Dataset records:

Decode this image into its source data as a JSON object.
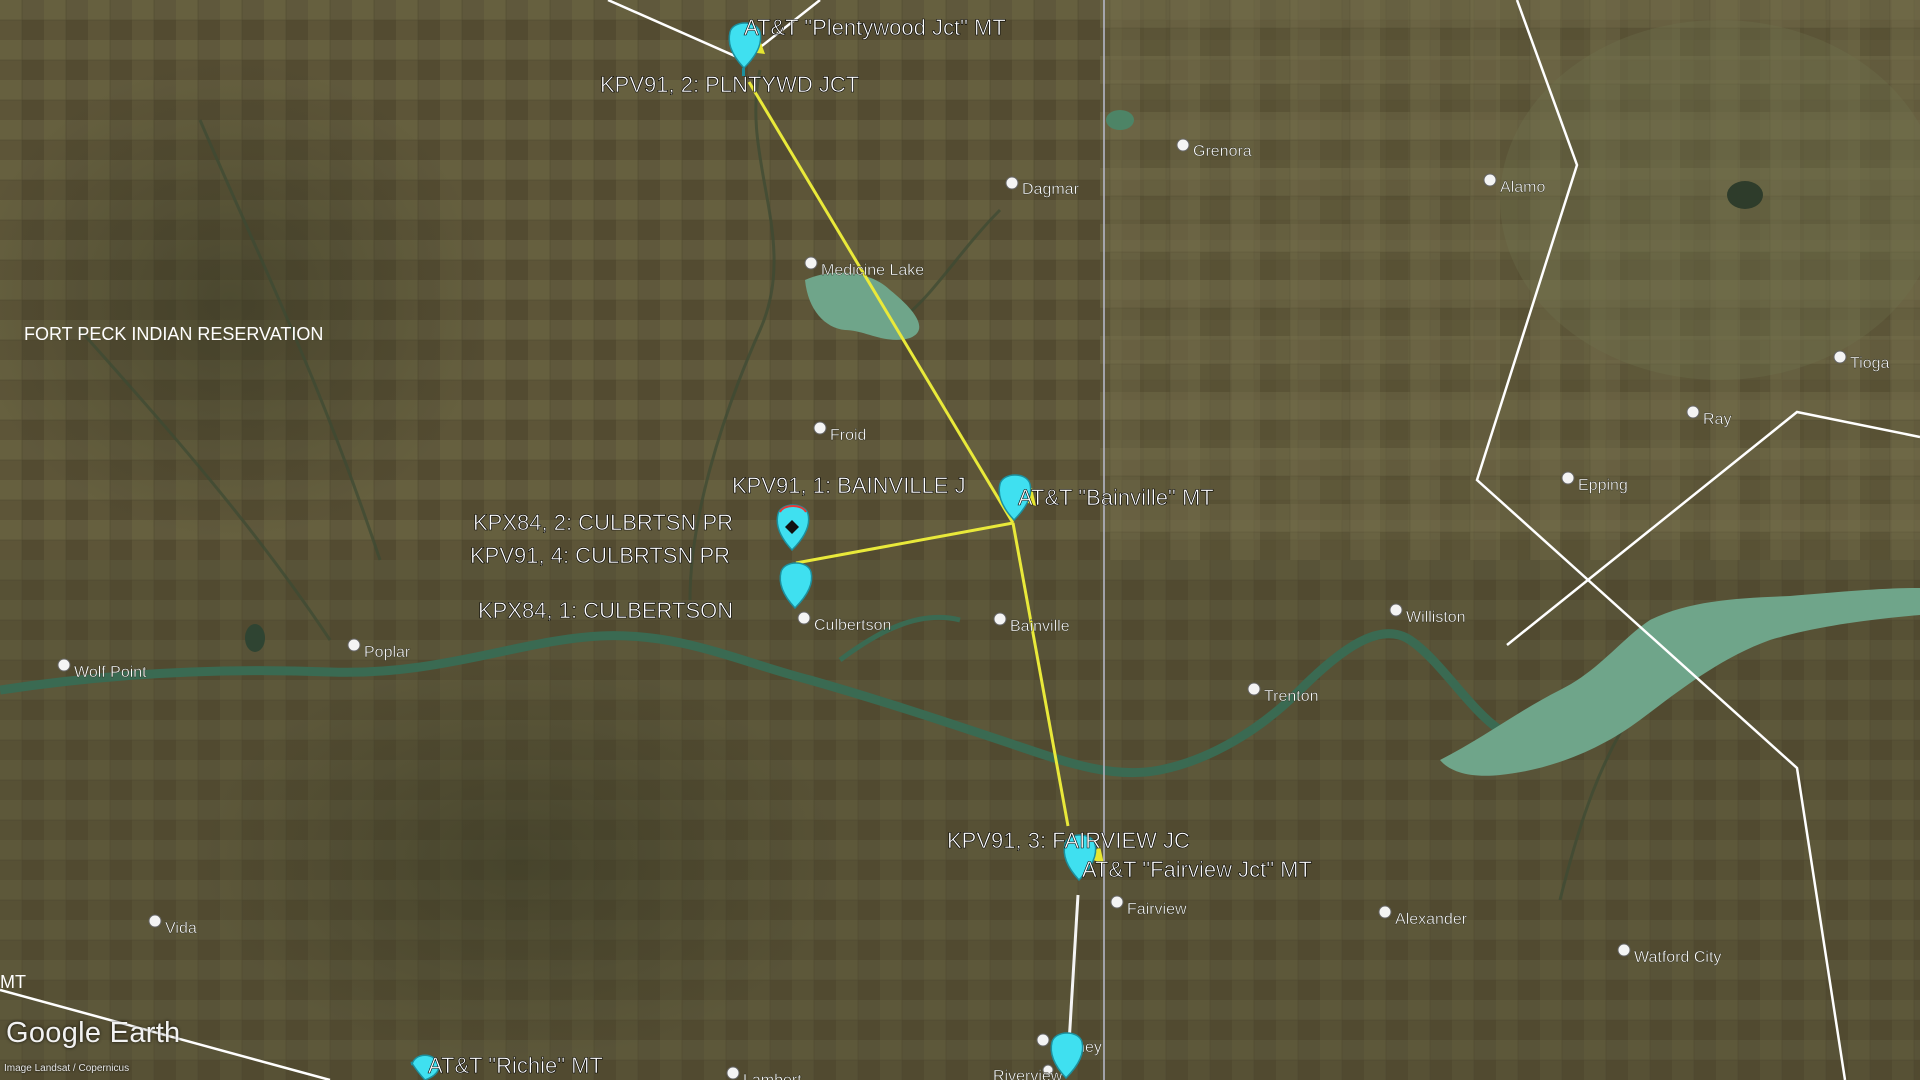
{
  "map": {
    "logo": "Google Earth",
    "attribution": "Image Landsat / Copernicus",
    "colors": {
      "route": "#e9e93a",
      "route_white": "#f4f4f4",
      "boundary": "#ffffff",
      "pin": "#3fe0f0",
      "water": "#6fa58a",
      "river": "#3f6b54",
      "land": "#5b5338"
    }
  },
  "region_labels": [
    {
      "id": "fort-peck",
      "text": "FORT PECK INDIAN RESERVATION"
    },
    {
      "id": "mt-edge",
      "text": "MT"
    }
  ],
  "towns": [
    {
      "id": "grenora",
      "name": "Grenora"
    },
    {
      "id": "dagmar",
      "name": "Dagmar"
    },
    {
      "id": "alamo",
      "name": "Alamo"
    },
    {
      "id": "medicine-lake",
      "name": "Medicine Lake"
    },
    {
      "id": "tioga",
      "name": "Tioga"
    },
    {
      "id": "ray",
      "name": "Ray"
    },
    {
      "id": "froid",
      "name": "Froid"
    },
    {
      "id": "epping",
      "name": "Epping"
    },
    {
      "id": "williston",
      "name": "Williston"
    },
    {
      "id": "culbertson",
      "name": "Culbertson"
    },
    {
      "id": "bainville",
      "name": "Bainville"
    },
    {
      "id": "poplar",
      "name": "Poplar"
    },
    {
      "id": "wolf-point",
      "name": "Wolf Point"
    },
    {
      "id": "trenton",
      "name": "Trenton"
    },
    {
      "id": "fairview",
      "name": "Fairview"
    },
    {
      "id": "alexander",
      "name": "Alexander"
    },
    {
      "id": "watford-city",
      "name": "Watford City"
    },
    {
      "id": "vida",
      "name": "Vida"
    },
    {
      "id": "sidney",
      "name": "Sidney"
    },
    {
      "id": "riverview",
      "name": "Riverview"
    },
    {
      "id": "lambert",
      "name": "Lambert"
    }
  ],
  "placemarks": [
    {
      "id": "plentywood-att",
      "label": "AT&T \"Plentywood Jct\" MT"
    },
    {
      "id": "plentywood-kpv",
      "label": "KPV91, 2: PLNTYWD JCT"
    },
    {
      "id": "bainville-kpv",
      "label": "KPV91, 1: BAINVILLE J"
    },
    {
      "id": "bainville-att",
      "label": "AT&T \"Bainville\" MT"
    },
    {
      "id": "culbertson-kpx2",
      "label": "KPX84, 2: CULBRTSN PR"
    },
    {
      "id": "culbertson-kpv4",
      "label": "KPV91, 4: CULBRTSN PR"
    },
    {
      "id": "culbertson-kpx1",
      "label": "KPX84, 1: CULBERTSON"
    },
    {
      "id": "fairview-kpv",
      "label": "KPV91, 3: FAIRVIEW JC"
    },
    {
      "id": "fairview-att",
      "label": "AT&T \"Fairview Jct\" MT"
    },
    {
      "id": "richie-att",
      "label": "AT&T \"Richie\" MT"
    }
  ]
}
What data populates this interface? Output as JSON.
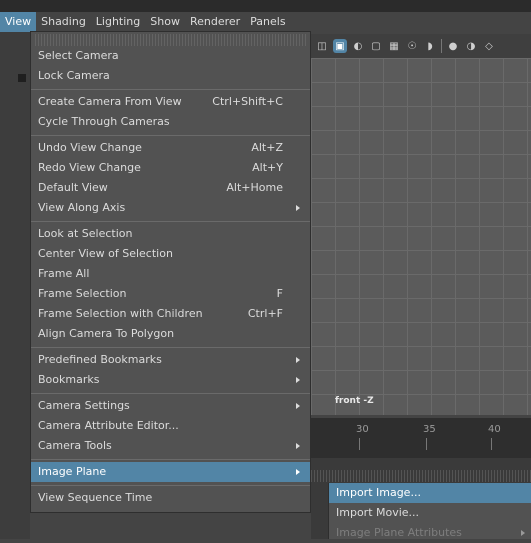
{
  "menubar": [
    "View",
    "Shading",
    "Lighting",
    "Show",
    "Renderer",
    "Panels"
  ],
  "viewport": {
    "camera_label": "front -Z",
    "timeline_ticks": [
      "30",
      "35",
      "40"
    ]
  },
  "view_menu": {
    "groups": [
      [
        {
          "label": "Select Camera",
          "shortcut": "",
          "submenu": false
        },
        {
          "label": "Lock Camera",
          "shortcut": "",
          "submenu": false
        }
      ],
      [
        {
          "label": "Create Camera From View",
          "shortcut": "Ctrl+Shift+C",
          "submenu": false
        },
        {
          "label": "Cycle Through Cameras",
          "shortcut": "",
          "submenu": false
        }
      ],
      [
        {
          "label": "Undo View Change",
          "shortcut": "Alt+Z",
          "submenu": false
        },
        {
          "label": "Redo View Change",
          "shortcut": "Alt+Y",
          "submenu": false
        },
        {
          "label": "Default View",
          "shortcut": "Alt+Home",
          "submenu": false
        },
        {
          "label": "View Along Axis",
          "shortcut": "",
          "submenu": true
        }
      ],
      [
        {
          "label": "Look at Selection",
          "shortcut": "",
          "submenu": false
        },
        {
          "label": "Center View of Selection",
          "shortcut": "",
          "submenu": false
        },
        {
          "label": "Frame All",
          "shortcut": "",
          "submenu": false
        },
        {
          "label": "Frame Selection",
          "shortcut": "F",
          "submenu": false
        },
        {
          "label": "Frame Selection with Children",
          "shortcut": "Ctrl+F",
          "submenu": false
        },
        {
          "label": "Align Camera To Polygon",
          "shortcut": "",
          "submenu": false
        }
      ],
      [
        {
          "label": "Predefined Bookmarks",
          "shortcut": "",
          "submenu": true
        },
        {
          "label": "Bookmarks",
          "shortcut": "",
          "submenu": true
        }
      ],
      [
        {
          "label": "Camera Settings",
          "shortcut": "",
          "submenu": true
        },
        {
          "label": "Camera Attribute Editor...",
          "shortcut": "",
          "submenu": false
        },
        {
          "label": "Camera Tools",
          "shortcut": "",
          "submenu": true
        }
      ],
      [
        {
          "label": "Image Plane",
          "shortcut": "",
          "submenu": true,
          "highlighted": true
        }
      ],
      [
        {
          "label": "View Sequence Time",
          "shortcut": "",
          "submenu": false
        }
      ]
    ]
  },
  "image_plane_submenu": [
    {
      "label": "Import Image...",
      "highlighted": true
    },
    {
      "label": "Import Movie..."
    },
    {
      "label": "Image Plane Attributes",
      "disabled": true,
      "submenu": true
    }
  ],
  "toolbar_icons": [
    "camera-icon",
    "cube-shaded-icon",
    "sphere-half-icon",
    "cube-wire-icon",
    "grid-icon",
    "light-icon",
    "shadow-icon",
    "sphere-icon",
    "material-icon",
    "isolate-icon"
  ],
  "colors": {
    "accent": "#5285a6",
    "menu_bg": "#525252",
    "viewport_bg": "#5b5b5b"
  }
}
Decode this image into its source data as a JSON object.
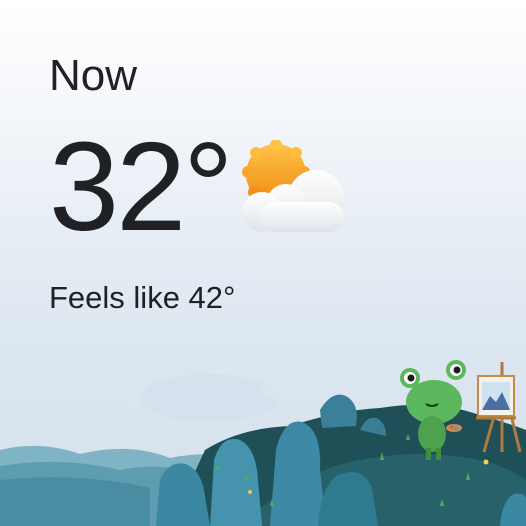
{
  "current": {
    "label": "Now",
    "temperature": "32°",
    "feels_like": "Feels like 42°",
    "condition_icon": "partly-cloudy-icon"
  },
  "scene": {
    "illustration": "frog-painting-on-hill",
    "colors": {
      "sky_top": "#ffffff",
      "sky_bottom": "#d4e0ec",
      "sun": "#f5a623",
      "cloud": "#f4f6f8",
      "hill_dark": "#1d4a52",
      "hill_mid": "#2d6b6e",
      "rock": "#3f8fa8",
      "frog": "#5cb85c"
    }
  }
}
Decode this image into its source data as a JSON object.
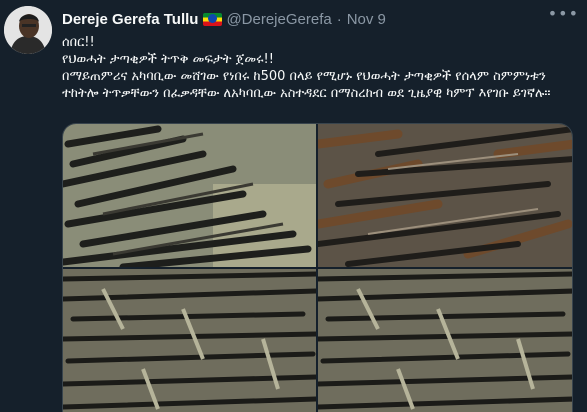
{
  "tweet": {
    "author_name": "Dereje Gerefa Tullu",
    "handle": "@DerejeGerefa",
    "separator": "·",
    "date": "Nov 9",
    "more_icon": "more-icon",
    "lines": [
      "ሰበር!!",
      "የህወሓት ታጣቂዎች ትጥቅ መፍታት ጀመሩ!!",
      "በማይጠምሪና አካባቢው መሸገው የነበሩ ከ500 በላይ የሚሆኑ የህወሓት ታጣቂዎች የሰላም ስምምነቱን",
      "ተከትሎ ትጥቃቸውን በፈቃዳቸው ለአካባቢው አስተዳደር በማስረከብ ወደ ጊዜያዊ ካምፕ እየገቡ ይገኛሉ።"
    ]
  },
  "colors": {
    "background": "#15202b",
    "text": "#f7f9f9",
    "muted": "#8b98a5",
    "border": "#38444d"
  },
  "media": {
    "photos": [
      "weapons-photo-1",
      "weapons-photo-2",
      "weapons-photo-3",
      "weapons-photo-4"
    ]
  }
}
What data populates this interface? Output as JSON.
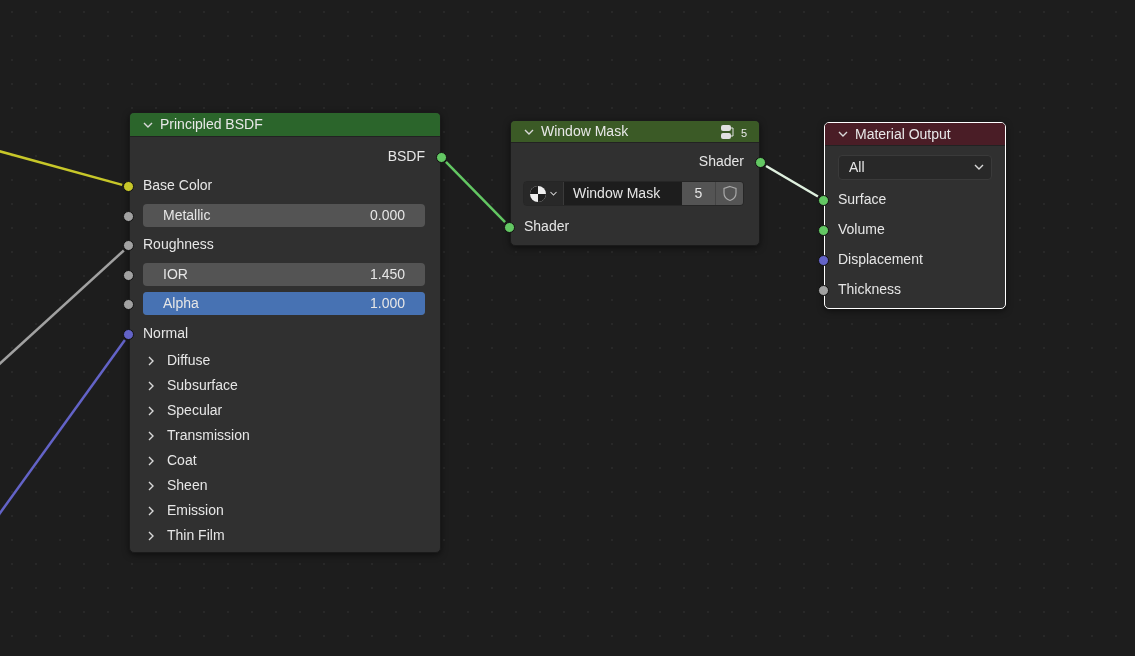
{
  "nodes": [
    {
      "title": "Principled BSDF",
      "kind": "shader",
      "selected": false,
      "expanded": true,
      "sockets": [
        {
          "kind": "output",
          "label": "BSDF",
          "color": "#63c763"
        },
        {
          "kind": "input",
          "label": "Base Color",
          "color": "#c7c729",
          "linked": true
        },
        {
          "kind": "slider",
          "label": "Metallic",
          "value": "0.000",
          "level": 0,
          "color": "#a1a1a1"
        },
        {
          "kind": "input",
          "label": "Roughness",
          "color": "#a1a1a1",
          "linked": true
        },
        {
          "kind": "number",
          "label": "IOR",
          "value": "1.450",
          "color": "#a1a1a1"
        },
        {
          "kind": "slider",
          "label": "Alpha",
          "value": "1.000",
          "level": 1,
          "color": "#a1a1a1"
        },
        {
          "kind": "input",
          "label": "Normal",
          "color": "#6363c7",
          "linked": true
        },
        {
          "kind": "panel",
          "label": "Diffuse",
          "expanded": false
        },
        {
          "kind": "panel",
          "label": "Subsurface",
          "expanded": false
        },
        {
          "kind": "panel",
          "label": "Specular",
          "expanded": false
        },
        {
          "kind": "panel",
          "label": "Transmission",
          "expanded": false
        },
        {
          "kind": "panel",
          "label": "Coat",
          "expanded": false
        },
        {
          "kind": "panel",
          "label": "Sheen",
          "expanded": false
        },
        {
          "kind": "panel",
          "label": "Emission",
          "expanded": false
        },
        {
          "kind": "panel",
          "label": "Thin Film",
          "expanded": false
        }
      ]
    },
    {
      "title": "Window Mask",
      "kind": "group",
      "selected": false,
      "expanded": true,
      "users": "5",
      "sockets": [
        {
          "kind": "output",
          "label": "Shader",
          "color": "#63c763"
        },
        {
          "kind": "datablock",
          "name": "Window Mask",
          "users": "5"
        },
        {
          "kind": "input",
          "label": "Shader",
          "color": "#63c763",
          "linked": true
        }
      ]
    },
    {
      "title": "Material Output",
      "kind": "output",
      "selected": true,
      "expanded": true,
      "sockets": [
        {
          "kind": "dropdown",
          "value": "All"
        },
        {
          "kind": "input",
          "label": "Surface",
          "color": "#63c763",
          "linked": true
        },
        {
          "kind": "input",
          "label": "Volume",
          "color": "#63c763",
          "linked": false
        },
        {
          "kind": "input",
          "label": "Displacement",
          "color": "#6363c7",
          "linked": false
        },
        {
          "kind": "input",
          "label": "Thickness",
          "color": "#a1a1a1",
          "linked": false
        }
      ]
    }
  ]
}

**What the exercise asks:** Each line in the entries above that includes the string "Import" should be extracted.

**Solution for this exercise:**
      "label": "Import Image...",
      "label": "Import Movie..."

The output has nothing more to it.